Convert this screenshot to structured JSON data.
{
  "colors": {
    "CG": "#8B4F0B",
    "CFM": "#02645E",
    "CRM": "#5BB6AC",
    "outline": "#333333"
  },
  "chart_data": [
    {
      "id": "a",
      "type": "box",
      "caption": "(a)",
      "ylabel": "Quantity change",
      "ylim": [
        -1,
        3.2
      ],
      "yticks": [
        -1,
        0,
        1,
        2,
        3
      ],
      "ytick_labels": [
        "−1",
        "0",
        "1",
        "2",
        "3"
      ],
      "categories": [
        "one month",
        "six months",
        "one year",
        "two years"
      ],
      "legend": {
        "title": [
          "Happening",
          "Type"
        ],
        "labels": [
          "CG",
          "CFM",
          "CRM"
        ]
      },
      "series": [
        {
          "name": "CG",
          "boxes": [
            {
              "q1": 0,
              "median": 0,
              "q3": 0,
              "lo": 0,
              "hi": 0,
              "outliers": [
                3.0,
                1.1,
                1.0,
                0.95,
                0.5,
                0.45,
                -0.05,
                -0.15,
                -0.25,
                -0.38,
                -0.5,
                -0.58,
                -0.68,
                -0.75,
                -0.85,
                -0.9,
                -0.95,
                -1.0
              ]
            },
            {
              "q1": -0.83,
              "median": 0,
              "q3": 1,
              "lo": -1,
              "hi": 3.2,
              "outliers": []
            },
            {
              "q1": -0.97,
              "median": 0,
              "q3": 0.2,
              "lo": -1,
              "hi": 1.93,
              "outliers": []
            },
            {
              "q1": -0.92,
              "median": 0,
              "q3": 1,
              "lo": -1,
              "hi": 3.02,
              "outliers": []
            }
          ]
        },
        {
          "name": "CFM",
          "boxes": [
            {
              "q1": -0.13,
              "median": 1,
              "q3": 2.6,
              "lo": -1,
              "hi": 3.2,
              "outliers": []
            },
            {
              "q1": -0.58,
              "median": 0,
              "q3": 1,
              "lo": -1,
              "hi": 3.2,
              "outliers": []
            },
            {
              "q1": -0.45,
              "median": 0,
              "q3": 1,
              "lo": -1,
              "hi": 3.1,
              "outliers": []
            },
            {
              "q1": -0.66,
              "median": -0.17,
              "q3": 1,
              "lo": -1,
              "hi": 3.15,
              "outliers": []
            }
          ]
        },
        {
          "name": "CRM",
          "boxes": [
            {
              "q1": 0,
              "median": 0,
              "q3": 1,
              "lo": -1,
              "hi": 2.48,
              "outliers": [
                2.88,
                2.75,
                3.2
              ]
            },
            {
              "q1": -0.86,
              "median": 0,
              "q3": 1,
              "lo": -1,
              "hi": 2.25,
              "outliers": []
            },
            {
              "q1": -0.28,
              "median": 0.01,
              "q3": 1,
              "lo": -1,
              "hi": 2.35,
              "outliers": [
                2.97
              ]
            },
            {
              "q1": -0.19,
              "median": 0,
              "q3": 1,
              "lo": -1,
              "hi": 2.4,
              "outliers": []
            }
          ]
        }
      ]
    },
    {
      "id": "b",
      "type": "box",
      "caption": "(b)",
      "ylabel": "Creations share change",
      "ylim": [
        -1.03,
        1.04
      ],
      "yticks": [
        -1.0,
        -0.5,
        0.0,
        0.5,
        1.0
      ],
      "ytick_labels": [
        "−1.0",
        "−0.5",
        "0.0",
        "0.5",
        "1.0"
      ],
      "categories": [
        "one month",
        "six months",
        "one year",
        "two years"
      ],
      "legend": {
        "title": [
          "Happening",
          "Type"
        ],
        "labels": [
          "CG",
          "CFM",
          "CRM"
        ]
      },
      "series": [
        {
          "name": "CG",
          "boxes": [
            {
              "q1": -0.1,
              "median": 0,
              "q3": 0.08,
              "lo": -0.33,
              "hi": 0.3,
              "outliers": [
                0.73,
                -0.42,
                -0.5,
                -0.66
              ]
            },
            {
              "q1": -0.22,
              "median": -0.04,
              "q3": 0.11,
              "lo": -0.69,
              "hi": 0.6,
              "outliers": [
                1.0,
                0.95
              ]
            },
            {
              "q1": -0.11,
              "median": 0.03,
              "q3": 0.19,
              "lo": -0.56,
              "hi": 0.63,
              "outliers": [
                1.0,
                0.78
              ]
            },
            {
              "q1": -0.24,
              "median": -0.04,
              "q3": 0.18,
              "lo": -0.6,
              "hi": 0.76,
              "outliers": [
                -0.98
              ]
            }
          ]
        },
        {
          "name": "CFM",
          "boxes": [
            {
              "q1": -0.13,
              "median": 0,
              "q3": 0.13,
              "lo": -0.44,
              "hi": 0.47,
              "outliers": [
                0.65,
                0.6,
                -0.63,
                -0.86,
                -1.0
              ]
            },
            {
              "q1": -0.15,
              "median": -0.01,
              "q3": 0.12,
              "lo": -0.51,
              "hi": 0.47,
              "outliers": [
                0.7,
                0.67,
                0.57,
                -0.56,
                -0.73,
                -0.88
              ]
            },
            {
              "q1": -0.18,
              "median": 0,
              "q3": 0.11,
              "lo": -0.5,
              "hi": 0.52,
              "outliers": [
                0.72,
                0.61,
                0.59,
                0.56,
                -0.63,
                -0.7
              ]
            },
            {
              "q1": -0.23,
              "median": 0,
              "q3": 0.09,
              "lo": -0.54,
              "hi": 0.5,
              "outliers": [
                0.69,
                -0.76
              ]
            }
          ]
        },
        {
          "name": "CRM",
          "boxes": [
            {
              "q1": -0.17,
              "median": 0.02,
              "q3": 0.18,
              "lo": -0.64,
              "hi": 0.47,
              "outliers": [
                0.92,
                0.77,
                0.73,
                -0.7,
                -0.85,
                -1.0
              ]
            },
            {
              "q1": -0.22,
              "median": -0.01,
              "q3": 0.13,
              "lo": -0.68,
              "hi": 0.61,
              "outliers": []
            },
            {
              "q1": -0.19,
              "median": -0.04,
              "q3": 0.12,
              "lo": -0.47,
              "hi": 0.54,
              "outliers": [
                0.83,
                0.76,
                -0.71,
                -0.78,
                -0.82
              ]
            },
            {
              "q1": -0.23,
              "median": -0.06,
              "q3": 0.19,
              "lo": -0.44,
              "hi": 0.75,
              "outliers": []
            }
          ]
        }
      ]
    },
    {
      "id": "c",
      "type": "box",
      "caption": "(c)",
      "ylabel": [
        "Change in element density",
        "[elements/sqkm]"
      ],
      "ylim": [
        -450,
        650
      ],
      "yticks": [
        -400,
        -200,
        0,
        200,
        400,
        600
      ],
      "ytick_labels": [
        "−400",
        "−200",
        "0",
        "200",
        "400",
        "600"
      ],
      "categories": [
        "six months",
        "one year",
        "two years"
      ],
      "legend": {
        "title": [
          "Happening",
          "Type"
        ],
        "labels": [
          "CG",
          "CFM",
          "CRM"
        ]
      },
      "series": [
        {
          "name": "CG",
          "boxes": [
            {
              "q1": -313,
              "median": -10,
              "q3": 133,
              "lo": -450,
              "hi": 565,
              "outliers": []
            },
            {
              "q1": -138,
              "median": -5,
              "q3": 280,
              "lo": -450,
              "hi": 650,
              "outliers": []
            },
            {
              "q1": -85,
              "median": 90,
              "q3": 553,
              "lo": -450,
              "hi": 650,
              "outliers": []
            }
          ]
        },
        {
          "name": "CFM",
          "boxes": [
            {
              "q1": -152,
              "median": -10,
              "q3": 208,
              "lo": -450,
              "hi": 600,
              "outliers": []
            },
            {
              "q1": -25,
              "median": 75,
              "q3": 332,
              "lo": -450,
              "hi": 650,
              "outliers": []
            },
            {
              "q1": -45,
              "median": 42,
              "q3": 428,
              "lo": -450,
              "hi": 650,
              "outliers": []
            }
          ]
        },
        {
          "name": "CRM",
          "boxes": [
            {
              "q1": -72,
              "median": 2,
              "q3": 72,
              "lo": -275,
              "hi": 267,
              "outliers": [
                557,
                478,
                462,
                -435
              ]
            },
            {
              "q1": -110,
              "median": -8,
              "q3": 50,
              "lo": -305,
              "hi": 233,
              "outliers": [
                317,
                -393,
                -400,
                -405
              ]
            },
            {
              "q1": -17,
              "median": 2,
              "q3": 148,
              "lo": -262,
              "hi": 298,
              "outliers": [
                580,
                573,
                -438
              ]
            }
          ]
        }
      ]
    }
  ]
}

────────────────────

- [WRITTEN REQUEST] Look through the listing above. Pick out each line with "ylabel" and copy it.

- [RESULT]
      "ylabel": "Quantity change",
      "ylabel": "Creations share change",
      "ylabel": [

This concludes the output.